WHAT IS ASKED: Leave the pictures out and quote only the lines from the one with "Extract the structured" down to the end of the listing below.

___ SUPPLIED DATA

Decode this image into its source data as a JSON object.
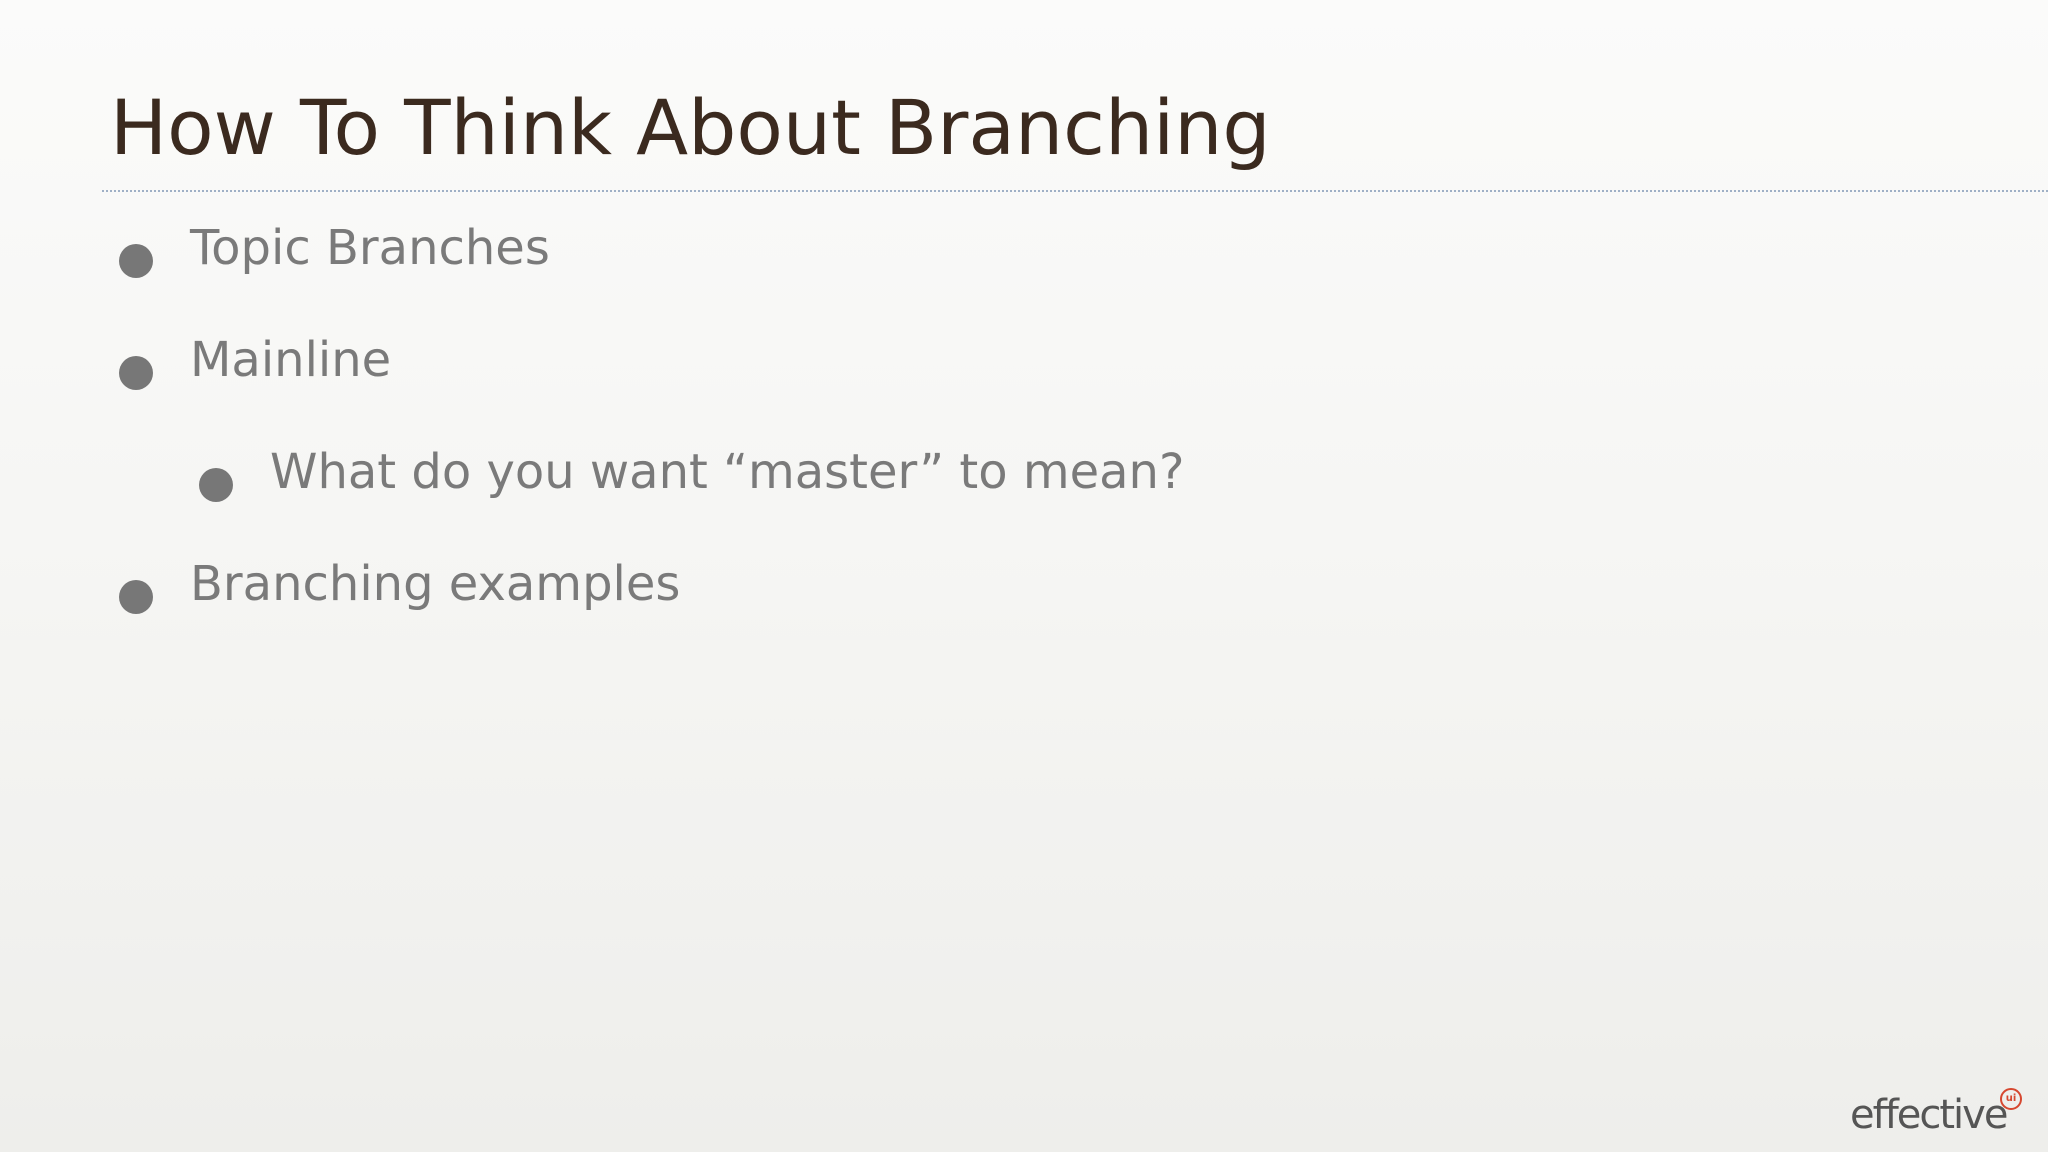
{
  "slide": {
    "title": "How To Think About Branching",
    "bullets": [
      {
        "text": "Topic Branches",
        "level": 1
      },
      {
        "text": "Mainline",
        "level": 1
      },
      {
        "text": "What do you want “master” to mean?",
        "level": 2
      },
      {
        "text": "Branching examples",
        "level": 1
      }
    ]
  },
  "logo": {
    "wordmark": "effective",
    "mark": "ui"
  },
  "colors": {
    "title": "#3b2a1f",
    "bullet_text": "#7a7a7a",
    "bullet_dot": "#777777",
    "rule": "#9fb0c6",
    "logo_accent": "#d6472f"
  }
}
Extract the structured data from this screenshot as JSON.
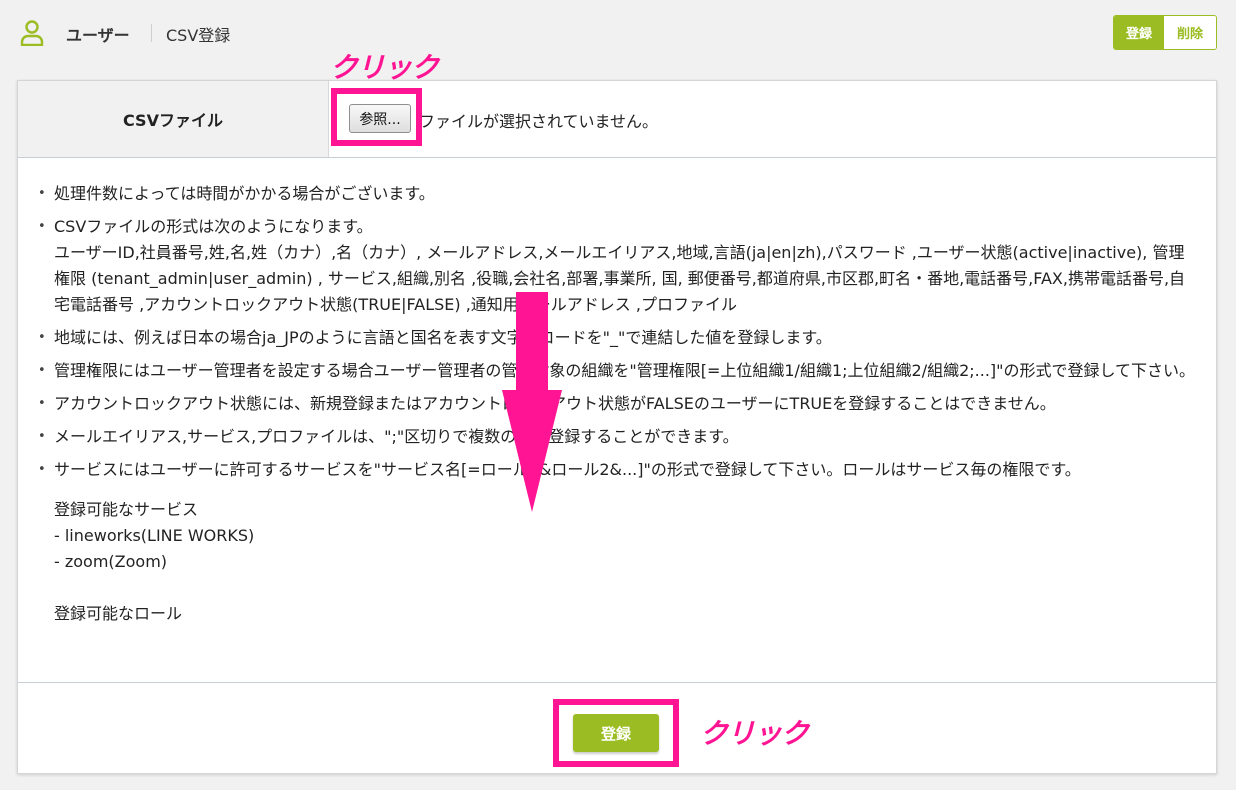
{
  "header": {
    "title": "ユーザー",
    "subtitle": "CSV登録",
    "register_label": "登録",
    "delete_label": "削除"
  },
  "annotations": {
    "click_top": "クリック",
    "click_bottom": "クリック"
  },
  "file_row": {
    "label": "CSVファイル",
    "browse_label": "参照...",
    "status": "ファイルが選択されていません。"
  },
  "notes": {
    "items": [
      "処理件数によっては時間がかかる場合がございます。",
      "CSVファイルの形式は次のようになります。",
      "地域には、例えば日本の場合ja_JPのように言語と国名を表す文字のコードを\"_\"で連結した値を登録します。",
      "管理権限にはユーザー管理者を設定する場合ユーザー管理者の管理対象の組織を\"管理権限[=上位組織1/組織1;上位組織2/組織2;...]\"の形式で登録して下さい。",
      "アカウントロックアウト状態には、新規登録またはアカウントロックアウト状態がFALSEのユーザーにTRUEを登録することはできません。",
      "メールエイリアス,サービス,プロファイルは、\";\"区切りで複数の値を登録することができます。",
      "サービスにはユーザーに許可するサービスを\"サービス名[=ロール1&ロール2&...]\"の形式で登録して下さい。ロールはサービス毎の権限です。"
    ],
    "csv_format": "ユーザーID,社員番号,姓,名,姓（カナ）,名（カナ）, メールアドレス,メールエイリアス,地域,言語(ja|en|zh),パスワード ,ユーザー状態(active|inactive), 管理権限 (tenant_admin|user_admin) , サービス,組織,別名 ,役職,会社名,部署,事業所, 国, 郵便番号,都道府県,市区郡,町名・番地,電話番号,FAX,携帯電話番号,自宅電話番号 ,アカウントロックアウト状態(TRUE|FALSE) ,通知用メールアドレス ,プロファイル",
    "services_heading": "登録可能なサービス",
    "service_1": "- lineworks(LINE WORKS)",
    "service_2": "- zoom(Zoom)",
    "roles_heading": "登録可能なロール"
  },
  "footer": {
    "register_label": "登録"
  },
  "colors": {
    "accent": "#9bbd23",
    "highlight": "#ff1493"
  }
}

______

EXERCISE RESPONSE:
Extract the structured data from this screenshot as JSON.
{
  "header": {
    "title": "ユーザー",
    "subtitle": "CSV登録",
    "register_label": "登録",
    "delete_label": "削除"
  },
  "annotations": {
    "click_top": "クリック",
    "click_bottom": "クリック"
  },
  "file_row": {
    "label": "CSVファイル",
    "browse_label": "参照...",
    "status": "ファイルが選択されていません。"
  },
  "notes": {
    "items": [
      "処理件数によっては時間がかかる場合がございます。",
      "CSVファイルの形式は次のようになります。",
      "地域には、例えば日本の場合ja_JPのように言語と国名を表す文字のコードを\"_\"で連結した値を登録します。",
      "管理権限にはユーザー管理者を設定する場合ユーザー管理者の管理対象の組織を\"管理権限[=上位組織1/組織1;上位組織2/組織2;...]\"の形式で登録して下さい。",
      "アカウントロックアウト状態には、新規登録またはアカウントロックアウト状態がFALSEのユーザーにTRUEを登録することはできません。",
      "メールエイリアス,サービス,プロファイルは、\";\"区切りで複数の値を登録することができます。",
      "サービスにはユーザーに許可するサービスを\"サービス名[=ロール1&ロール2&...]\"の形式で登録して下さい。ロールはサービス毎の権限です。"
    ],
    "csv_format": "ユーザーID,社員番号,姓,名,姓（カナ）,名（カナ）, メールアドレス,メールエイリアス,地域,言語(ja|en|zh),パスワード ,ユーザー状態(active|inactive), 管理権限 (tenant_admin|user_admin) , サービス,組織,別名 ,役職,会社名,部署,事業所, 国, 郵便番号,都道府県,市区郡,町名・番地,電話番号,FAX,携帯電話番号,自宅電話番号 ,アカウントロックアウト状態(TRUE|FALSE) ,通知用メールアドレス ,プロファイル",
    "services_heading": "登録可能なサービス",
    "service_1": "- lineworks(LINE WORKS)",
    "service_2": "- zoom(Zoom)",
    "roles_heading": "登録可能なロール"
  },
  "footer": {
    "register_label": "登録"
  },
  "colors": {
    "accent": "#9bbd23",
    "highlight": "#ff1493"
  }
}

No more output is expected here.